(Datenauflistung)
****
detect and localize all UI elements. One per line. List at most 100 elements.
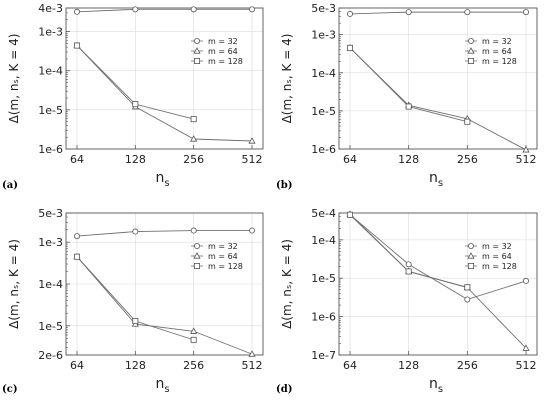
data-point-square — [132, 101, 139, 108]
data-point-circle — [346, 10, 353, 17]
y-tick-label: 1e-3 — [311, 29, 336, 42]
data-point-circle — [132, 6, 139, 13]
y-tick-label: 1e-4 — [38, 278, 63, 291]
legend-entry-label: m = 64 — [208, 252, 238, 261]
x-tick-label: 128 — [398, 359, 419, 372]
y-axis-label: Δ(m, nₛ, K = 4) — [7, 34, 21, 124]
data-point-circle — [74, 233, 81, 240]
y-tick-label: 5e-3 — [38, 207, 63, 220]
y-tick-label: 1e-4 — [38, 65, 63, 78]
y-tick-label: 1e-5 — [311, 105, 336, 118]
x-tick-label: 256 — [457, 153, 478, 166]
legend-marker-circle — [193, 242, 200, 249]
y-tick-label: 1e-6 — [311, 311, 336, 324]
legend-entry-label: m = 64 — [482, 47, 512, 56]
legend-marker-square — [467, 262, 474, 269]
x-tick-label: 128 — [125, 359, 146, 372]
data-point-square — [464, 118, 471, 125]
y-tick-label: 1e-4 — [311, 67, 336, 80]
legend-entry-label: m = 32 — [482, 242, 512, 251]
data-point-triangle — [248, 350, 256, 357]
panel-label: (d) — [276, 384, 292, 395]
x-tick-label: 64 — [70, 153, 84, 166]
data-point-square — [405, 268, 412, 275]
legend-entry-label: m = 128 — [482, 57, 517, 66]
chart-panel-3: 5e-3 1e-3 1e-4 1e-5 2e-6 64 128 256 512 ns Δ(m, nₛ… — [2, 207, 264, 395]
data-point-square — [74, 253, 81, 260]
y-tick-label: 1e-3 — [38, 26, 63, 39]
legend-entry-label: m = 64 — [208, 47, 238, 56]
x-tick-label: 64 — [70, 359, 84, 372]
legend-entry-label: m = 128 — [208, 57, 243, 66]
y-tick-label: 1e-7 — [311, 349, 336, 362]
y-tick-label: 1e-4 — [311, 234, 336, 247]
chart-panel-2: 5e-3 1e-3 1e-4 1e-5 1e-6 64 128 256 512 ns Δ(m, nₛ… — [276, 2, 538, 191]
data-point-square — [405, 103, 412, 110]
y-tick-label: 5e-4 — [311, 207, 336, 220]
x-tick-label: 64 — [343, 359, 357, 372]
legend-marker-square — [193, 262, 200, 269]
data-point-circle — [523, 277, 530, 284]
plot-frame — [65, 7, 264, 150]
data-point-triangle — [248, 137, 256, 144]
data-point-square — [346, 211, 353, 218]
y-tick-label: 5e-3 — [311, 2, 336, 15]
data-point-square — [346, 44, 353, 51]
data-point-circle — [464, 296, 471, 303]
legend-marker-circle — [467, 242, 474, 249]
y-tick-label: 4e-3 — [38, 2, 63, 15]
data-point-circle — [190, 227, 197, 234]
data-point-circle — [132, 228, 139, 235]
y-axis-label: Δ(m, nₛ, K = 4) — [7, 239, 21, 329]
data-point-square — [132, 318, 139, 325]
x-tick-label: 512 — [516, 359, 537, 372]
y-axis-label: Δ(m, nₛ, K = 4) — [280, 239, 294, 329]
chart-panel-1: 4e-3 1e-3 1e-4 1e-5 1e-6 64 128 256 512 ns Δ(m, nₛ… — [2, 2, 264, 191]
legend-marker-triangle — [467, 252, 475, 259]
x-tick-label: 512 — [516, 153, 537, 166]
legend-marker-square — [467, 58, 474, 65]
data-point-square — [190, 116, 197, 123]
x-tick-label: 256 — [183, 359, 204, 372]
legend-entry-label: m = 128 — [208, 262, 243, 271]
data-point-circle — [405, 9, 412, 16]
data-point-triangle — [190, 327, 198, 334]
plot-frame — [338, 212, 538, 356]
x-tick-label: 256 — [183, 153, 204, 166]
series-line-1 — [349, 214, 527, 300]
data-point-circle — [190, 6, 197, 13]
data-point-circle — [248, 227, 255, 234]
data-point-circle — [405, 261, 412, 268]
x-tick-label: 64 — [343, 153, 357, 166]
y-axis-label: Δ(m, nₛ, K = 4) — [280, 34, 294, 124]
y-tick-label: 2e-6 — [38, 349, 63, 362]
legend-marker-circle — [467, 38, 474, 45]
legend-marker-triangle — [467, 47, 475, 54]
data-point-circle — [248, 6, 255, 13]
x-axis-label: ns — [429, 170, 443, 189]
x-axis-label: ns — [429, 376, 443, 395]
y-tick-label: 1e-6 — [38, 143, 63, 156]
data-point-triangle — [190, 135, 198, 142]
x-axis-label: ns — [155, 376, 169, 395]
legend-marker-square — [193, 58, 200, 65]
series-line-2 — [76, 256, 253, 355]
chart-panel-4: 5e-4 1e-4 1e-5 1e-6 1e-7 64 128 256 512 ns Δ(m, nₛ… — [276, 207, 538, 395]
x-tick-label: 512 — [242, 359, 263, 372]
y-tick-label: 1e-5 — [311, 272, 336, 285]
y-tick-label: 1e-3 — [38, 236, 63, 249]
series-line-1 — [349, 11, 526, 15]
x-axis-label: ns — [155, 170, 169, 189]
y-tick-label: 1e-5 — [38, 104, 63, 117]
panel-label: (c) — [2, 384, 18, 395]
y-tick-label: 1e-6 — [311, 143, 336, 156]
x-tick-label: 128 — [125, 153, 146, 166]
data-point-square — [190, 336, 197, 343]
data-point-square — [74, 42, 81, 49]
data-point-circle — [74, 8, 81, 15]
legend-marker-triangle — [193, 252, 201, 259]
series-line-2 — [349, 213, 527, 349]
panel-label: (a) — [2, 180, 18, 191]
****
## SCHRIFTLICHE AUFGABE:
Gib alle Datensätze oben Wort für Wort wieder. Lass dabei die Bilder weg.

## VOLLSTÄNDIGE ANTWORT:
detect and localize all UI elements. One per line. List at most 100 elements.
data-point-square — [132, 101, 139, 108]
data-point-circle — [346, 10, 353, 17]
y-tick-label: 1e-3 — [311, 29, 336, 42]
data-point-circle — [132, 6, 139, 13]
y-tick-label: 1e-4 — [38, 278, 63, 291]
legend-entry-label: m = 64 — [208, 252, 238, 261]
x-tick-label: 128 — [398, 359, 419, 372]
y-axis-label: Δ(m, nₛ, K = 4) — [7, 34, 21, 124]
data-point-circle — [74, 233, 81, 240]
y-tick-label: 5e-3 — [38, 207, 63, 220]
y-tick-label: 1e-4 — [38, 65, 63, 78]
y-tick-label: 1e-5 — [311, 105, 336, 118]
x-tick-label: 256 — [457, 153, 478, 166]
legend-marker-circle — [193, 242, 200, 249]
y-tick-label: 1e-6 — [311, 311, 336, 324]
legend-entry-label: m = 64 — [482, 47, 512, 56]
legend-marker-square — [467, 262, 474, 269]
x-tick-label: 128 — [125, 359, 146, 372]
data-point-square — [464, 118, 471, 125]
y-tick-label: 1e-4 — [311, 67, 336, 80]
legend-entry-label: m = 32 — [482, 242, 512, 251]
data-point-triangle — [248, 350, 256, 357]
panel-label: (d) — [276, 384, 292, 395]
x-tick-label: 64 — [70, 153, 84, 166]
data-point-square — [405, 268, 412, 275]
legend-entry-label: m = 128 — [482, 57, 517, 66]
chart-panel-3: 5e-3 1e-3 1e-4 1e-5 2e-6 64 128 256 512 ns Δ(m, nₛ… — [2, 207, 264, 395]
data-point-square — [74, 253, 81, 260]
y-tick-label: 1e-3 — [38, 26, 63, 39]
legend-entry-label: m = 64 — [208, 47, 238, 56]
x-tick-label: 64 — [70, 359, 84, 372]
legend-entry-label: m = 128 — [208, 57, 243, 66]
y-tick-label: 1e-7 — [311, 349, 336, 362]
y-tick-label: 1e-4 — [311, 234, 336, 247]
chart-panel-2: 5e-3 1e-3 1e-4 1e-5 1e-6 64 128 256 512 ns Δ(m, nₛ… — [276, 2, 538, 191]
data-point-square — [405, 103, 412, 110]
y-tick-label: 5e-4 — [311, 207, 336, 220]
x-tick-label: 64 — [343, 359, 357, 372]
legend-marker-square — [193, 262, 200, 269]
data-point-circle — [523, 277, 530, 284]
plot-frame — [65, 7, 264, 150]
data-point-triangle — [248, 137, 256, 144]
data-point-square — [346, 211, 353, 218]
y-tick-label: 5e-3 — [311, 2, 336, 15]
data-point-square — [346, 44, 353, 51]
data-point-circle — [464, 296, 471, 303]
legend-marker-circle — [467, 242, 474, 249]
y-tick-label: 4e-3 — [38, 2, 63, 15]
data-point-circle — [190, 227, 197, 234]
data-point-circle — [132, 228, 139, 235]
y-axis-label: Δ(m, nₛ, K = 4) — [7, 239, 21, 329]
data-point-square — [132, 318, 139, 325]
x-tick-label: 512 — [516, 359, 537, 372]
y-axis-label: Δ(m, nₛ, K = 4) — [280, 239, 294, 329]
chart-panel-1: 4e-3 1e-3 1e-4 1e-5 1e-6 64 128 256 512 ns Δ(m, nₛ… — [2, 2, 264, 191]
legend-marker-triangle — [467, 252, 475, 259]
x-tick-label: 512 — [516, 153, 537, 166]
legend-marker-square — [467, 58, 474, 65]
data-point-square — [190, 116, 197, 123]
x-tick-label: 256 — [183, 359, 204, 372]
legend-entry-label: m = 128 — [208, 262, 243, 271]
data-point-circle — [405, 9, 412, 16]
data-point-triangle — [190, 327, 198, 334]
plot-frame — [338, 212, 538, 356]
x-tick-label: 256 — [183, 153, 204, 166]
series-line-1 — [349, 214, 527, 300]
data-point-circle — [190, 6, 197, 13]
data-point-circle — [248, 227, 255, 234]
data-point-circle — [405, 261, 412, 268]
x-tick-label: 64 — [343, 153, 357, 166]
y-axis-label: Δ(m, nₛ, K = 4) — [280, 34, 294, 124]
y-tick-label: 2e-6 — [38, 349, 63, 362]
legend-marker-circle — [467, 38, 474, 45]
legend-marker-triangle — [467, 47, 475, 54]
data-point-circle — [248, 6, 255, 13]
x-axis-label: ns — [429, 170, 443, 189]
x-axis-label: ns — [429, 376, 443, 395]
y-tick-label: 1e-6 — [38, 143, 63, 156]
data-point-triangle — [190, 135, 198, 142]
x-axis-label: ns — [155, 376, 169, 395]
legend-marker-square — [193, 58, 200, 65]
series-line-2 — [76, 256, 253, 355]
chart-panel-4: 5e-4 1e-4 1e-5 1e-6 1e-7 64 128 256 512 ns Δ(m, nₛ… — [276, 207, 538, 395]
x-tick-label: 512 — [242, 359, 263, 372]
y-tick-label: 1e-5 — [311, 272, 336, 285]
y-tick-label: 1e-3 — [38, 236, 63, 249]
series-line-1 — [349, 11, 526, 15]
x-axis-label: ns — [155, 170, 169, 189]
y-tick-label: 1e-5 — [38, 104, 63, 117]
panel-label: (c) — [2, 384, 18, 395]
y-tick-label: 1e-6 — [311, 143, 336, 156]
x-tick-label: 128 — [125, 153, 146, 166]
data-point-square — [190, 336, 197, 343]
data-point-square — [74, 42, 81, 49]
data-point-circle — [74, 8, 81, 15]
legend-marker-triangle — [193, 252, 201, 259]
series-line-2 — [349, 213, 527, 349]
panel-label: (a) — [2, 180, 18, 191]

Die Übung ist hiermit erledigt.